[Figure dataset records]
+ + +

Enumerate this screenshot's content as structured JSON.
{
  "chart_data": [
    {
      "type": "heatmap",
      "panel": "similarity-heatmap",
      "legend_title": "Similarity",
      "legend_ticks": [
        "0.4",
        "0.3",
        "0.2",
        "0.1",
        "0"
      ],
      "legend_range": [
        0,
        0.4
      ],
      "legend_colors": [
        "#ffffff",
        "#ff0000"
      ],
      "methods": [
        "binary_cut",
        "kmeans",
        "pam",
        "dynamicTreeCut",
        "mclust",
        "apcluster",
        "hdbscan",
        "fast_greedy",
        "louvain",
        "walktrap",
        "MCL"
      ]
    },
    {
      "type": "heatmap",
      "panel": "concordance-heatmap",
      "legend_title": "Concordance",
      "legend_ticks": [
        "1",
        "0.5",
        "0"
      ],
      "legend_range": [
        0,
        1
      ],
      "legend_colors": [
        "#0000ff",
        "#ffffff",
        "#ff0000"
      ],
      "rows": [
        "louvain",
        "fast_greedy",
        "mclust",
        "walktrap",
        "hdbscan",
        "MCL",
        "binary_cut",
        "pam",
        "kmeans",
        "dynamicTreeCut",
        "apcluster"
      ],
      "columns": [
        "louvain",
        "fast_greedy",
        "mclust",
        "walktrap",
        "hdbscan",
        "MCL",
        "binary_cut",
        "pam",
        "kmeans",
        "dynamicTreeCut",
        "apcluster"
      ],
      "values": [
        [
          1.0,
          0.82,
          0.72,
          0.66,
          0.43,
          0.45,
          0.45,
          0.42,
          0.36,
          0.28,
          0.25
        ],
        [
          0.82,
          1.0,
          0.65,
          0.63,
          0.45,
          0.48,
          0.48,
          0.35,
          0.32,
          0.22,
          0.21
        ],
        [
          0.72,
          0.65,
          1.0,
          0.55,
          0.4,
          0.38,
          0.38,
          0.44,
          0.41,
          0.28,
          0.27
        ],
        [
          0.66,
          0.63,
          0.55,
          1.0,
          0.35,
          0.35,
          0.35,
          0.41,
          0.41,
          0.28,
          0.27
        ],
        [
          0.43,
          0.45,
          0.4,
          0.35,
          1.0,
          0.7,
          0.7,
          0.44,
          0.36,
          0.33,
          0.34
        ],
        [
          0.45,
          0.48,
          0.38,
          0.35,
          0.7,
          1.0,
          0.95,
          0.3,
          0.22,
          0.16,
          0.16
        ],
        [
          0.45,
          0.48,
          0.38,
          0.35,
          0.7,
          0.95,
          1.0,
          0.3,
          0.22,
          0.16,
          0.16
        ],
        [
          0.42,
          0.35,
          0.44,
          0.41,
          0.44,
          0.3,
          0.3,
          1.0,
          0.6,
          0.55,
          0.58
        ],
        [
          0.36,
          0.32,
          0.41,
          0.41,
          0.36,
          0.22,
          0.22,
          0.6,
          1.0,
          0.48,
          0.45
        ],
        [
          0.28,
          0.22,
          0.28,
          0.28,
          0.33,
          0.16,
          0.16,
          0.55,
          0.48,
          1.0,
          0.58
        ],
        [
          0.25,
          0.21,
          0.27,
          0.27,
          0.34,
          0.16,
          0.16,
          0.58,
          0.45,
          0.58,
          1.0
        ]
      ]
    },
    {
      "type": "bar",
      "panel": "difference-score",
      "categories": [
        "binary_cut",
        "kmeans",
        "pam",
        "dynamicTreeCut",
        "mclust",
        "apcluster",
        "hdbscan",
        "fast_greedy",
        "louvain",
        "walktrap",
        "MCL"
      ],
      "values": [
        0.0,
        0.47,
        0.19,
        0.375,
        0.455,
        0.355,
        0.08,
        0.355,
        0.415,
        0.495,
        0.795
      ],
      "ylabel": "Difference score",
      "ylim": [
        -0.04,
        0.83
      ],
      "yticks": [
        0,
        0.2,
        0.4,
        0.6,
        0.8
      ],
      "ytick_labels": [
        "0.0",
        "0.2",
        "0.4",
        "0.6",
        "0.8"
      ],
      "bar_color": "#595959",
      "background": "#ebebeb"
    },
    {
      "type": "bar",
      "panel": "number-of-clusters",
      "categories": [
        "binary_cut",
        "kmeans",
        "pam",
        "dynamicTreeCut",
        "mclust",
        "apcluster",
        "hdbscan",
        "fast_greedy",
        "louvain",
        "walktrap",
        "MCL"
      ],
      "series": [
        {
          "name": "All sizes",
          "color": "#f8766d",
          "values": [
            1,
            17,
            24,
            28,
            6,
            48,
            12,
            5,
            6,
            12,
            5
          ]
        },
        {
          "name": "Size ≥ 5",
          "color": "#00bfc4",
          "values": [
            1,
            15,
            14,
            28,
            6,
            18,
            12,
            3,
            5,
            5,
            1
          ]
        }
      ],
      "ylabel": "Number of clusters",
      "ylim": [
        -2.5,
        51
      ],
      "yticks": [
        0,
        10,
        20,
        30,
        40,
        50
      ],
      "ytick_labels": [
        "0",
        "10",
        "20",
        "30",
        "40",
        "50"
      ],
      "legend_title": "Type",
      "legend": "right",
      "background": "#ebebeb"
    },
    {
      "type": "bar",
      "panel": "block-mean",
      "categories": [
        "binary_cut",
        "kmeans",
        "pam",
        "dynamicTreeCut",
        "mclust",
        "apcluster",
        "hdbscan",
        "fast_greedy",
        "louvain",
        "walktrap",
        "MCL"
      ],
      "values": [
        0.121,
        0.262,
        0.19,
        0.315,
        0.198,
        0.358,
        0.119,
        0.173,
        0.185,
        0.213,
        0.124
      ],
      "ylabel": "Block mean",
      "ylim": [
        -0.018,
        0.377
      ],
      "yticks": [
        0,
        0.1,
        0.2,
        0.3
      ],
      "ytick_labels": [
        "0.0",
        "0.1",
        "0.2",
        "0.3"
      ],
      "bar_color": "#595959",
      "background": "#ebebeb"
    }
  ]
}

+ + +

◆ **AIM**
Transcribe the data above in full, exactly.

◆ **EXPECTED OUTPUT**
Enumerate this screenshot's content as structured JSON.
{
  "chart_data": [
    {
      "type": "heatmap",
      "panel": "similarity-heatmap",
      "legend_title": "Similarity",
      "legend_ticks": [
        "0.4",
        "0.3",
        "0.2",
        "0.1",
        "0"
      ],
      "legend_range": [
        0,
        0.4
      ],
      "legend_colors": [
        "#ffffff",
        "#ff0000"
      ],
      "methods": [
        "binary_cut",
        "kmeans",
        "pam",
        "dynamicTreeCut",
        "mclust",
        "apcluster",
        "hdbscan",
        "fast_greedy",
        "louvain",
        "walktrap",
        "MCL"
      ]
    },
    {
      "type": "heatmap",
      "panel": "concordance-heatmap",
      "legend_title": "Concordance",
      "legend_ticks": [
        "1",
        "0.5",
        "0"
      ],
      "legend_range": [
        0,
        1
      ],
      "legend_colors": [
        "#0000ff",
        "#ffffff",
        "#ff0000"
      ],
      "rows": [
        "louvain",
        "fast_greedy",
        "mclust",
        "walktrap",
        "hdbscan",
        "MCL",
        "binary_cut",
        "pam",
        "kmeans",
        "dynamicTreeCut",
        "apcluster"
      ],
      "columns": [
        "louvain",
        "fast_greedy",
        "mclust",
        "walktrap",
        "hdbscan",
        "MCL",
        "binary_cut",
        "pam",
        "kmeans",
        "dynamicTreeCut",
        "apcluster"
      ],
      "values": [
        [
          1.0,
          0.82,
          0.72,
          0.66,
          0.43,
          0.45,
          0.45,
          0.42,
          0.36,
          0.28,
          0.25
        ],
        [
          0.82,
          1.0,
          0.65,
          0.63,
          0.45,
          0.48,
          0.48,
          0.35,
          0.32,
          0.22,
          0.21
        ],
        [
          0.72,
          0.65,
          1.0,
          0.55,
          0.4,
          0.38,
          0.38,
          0.44,
          0.41,
          0.28,
          0.27
        ],
        [
          0.66,
          0.63,
          0.55,
          1.0,
          0.35,
          0.35,
          0.35,
          0.41,
          0.41,
          0.28,
          0.27
        ],
        [
          0.43,
          0.45,
          0.4,
          0.35,
          1.0,
          0.7,
          0.7,
          0.44,
          0.36,
          0.33,
          0.34
        ],
        [
          0.45,
          0.48,
          0.38,
          0.35,
          0.7,
          1.0,
          0.95,
          0.3,
          0.22,
          0.16,
          0.16
        ],
        [
          0.45,
          0.48,
          0.38,
          0.35,
          0.7,
          0.95,
          1.0,
          0.3,
          0.22,
          0.16,
          0.16
        ],
        [
          0.42,
          0.35,
          0.44,
          0.41,
          0.44,
          0.3,
          0.3,
          1.0,
          0.6,
          0.55,
          0.58
        ],
        [
          0.36,
          0.32,
          0.41,
          0.41,
          0.36,
          0.22,
          0.22,
          0.6,
          1.0,
          0.48,
          0.45
        ],
        [
          0.28,
          0.22,
          0.28,
          0.28,
          0.33,
          0.16,
          0.16,
          0.55,
          0.48,
          1.0,
          0.58
        ],
        [
          0.25,
          0.21,
          0.27,
          0.27,
          0.34,
          0.16,
          0.16,
          0.58,
          0.45,
          0.58,
          1.0
        ]
      ]
    },
    {
      "type": "bar",
      "panel": "difference-score",
      "categories": [
        "binary_cut",
        "kmeans",
        "pam",
        "dynamicTreeCut",
        "mclust",
        "apcluster",
        "hdbscan",
        "fast_greedy",
        "louvain",
        "walktrap",
        "MCL"
      ],
      "values": [
        0.0,
        0.47,
        0.19,
        0.375,
        0.455,
        0.355,
        0.08,
        0.355,
        0.415,
        0.495,
        0.795
      ],
      "ylabel": "Difference score",
      "ylim": [
        -0.04,
        0.83
      ],
      "yticks": [
        0,
        0.2,
        0.4,
        0.6,
        0.8
      ],
      "ytick_labels": [
        "0.0",
        "0.2",
        "0.4",
        "0.6",
        "0.8"
      ],
      "bar_color": "#595959",
      "background": "#ebebeb"
    },
    {
      "type": "bar",
      "panel": "number-of-clusters",
      "categories": [
        "binary_cut",
        "kmeans",
        "pam",
        "dynamicTreeCut",
        "mclust",
        "apcluster",
        "hdbscan",
        "fast_greedy",
        "louvain",
        "walktrap",
        "MCL"
      ],
      "series": [
        {
          "name": "All sizes",
          "color": "#f8766d",
          "values": [
            1,
            17,
            24,
            28,
            6,
            48,
            12,
            5,
            6,
            12,
            5
          ]
        },
        {
          "name": "Size ≥ 5",
          "color": "#00bfc4",
          "values": [
            1,
            15,
            14,
            28,
            6,
            18,
            12,
            3,
            5,
            5,
            1
          ]
        }
      ],
      "ylabel": "Number of clusters",
      "ylim": [
        -2.5,
        51
      ],
      "yticks": [
        0,
        10,
        20,
        30,
        40,
        50
      ],
      "ytick_labels": [
        "0",
        "10",
        "20",
        "30",
        "40",
        "50"
      ],
      "legend_title": "Type",
      "legend": "right",
      "background": "#ebebeb"
    },
    {
      "type": "bar",
      "panel": "block-mean",
      "categories": [
        "binary_cut",
        "kmeans",
        "pam",
        "dynamicTreeCut",
        "mclust",
        "apcluster",
        "hdbscan",
        "fast_greedy",
        "louvain",
        "walktrap",
        "MCL"
      ],
      "values": [
        0.121,
        0.262,
        0.19,
        0.315,
        0.198,
        0.358,
        0.119,
        0.173,
        0.185,
        0.213,
        0.124
      ],
      "ylabel": "Block mean",
      "ylim": [
        -0.018,
        0.377
      ],
      "yticks": [
        0,
        0.1,
        0.2,
        0.3
      ],
      "ytick_labels": [
        "0.0",
        "0.1",
        "0.2",
        "0.3"
      ],
      "bar_color": "#595959",
      "background": "#ebebeb"
    }
  ]
}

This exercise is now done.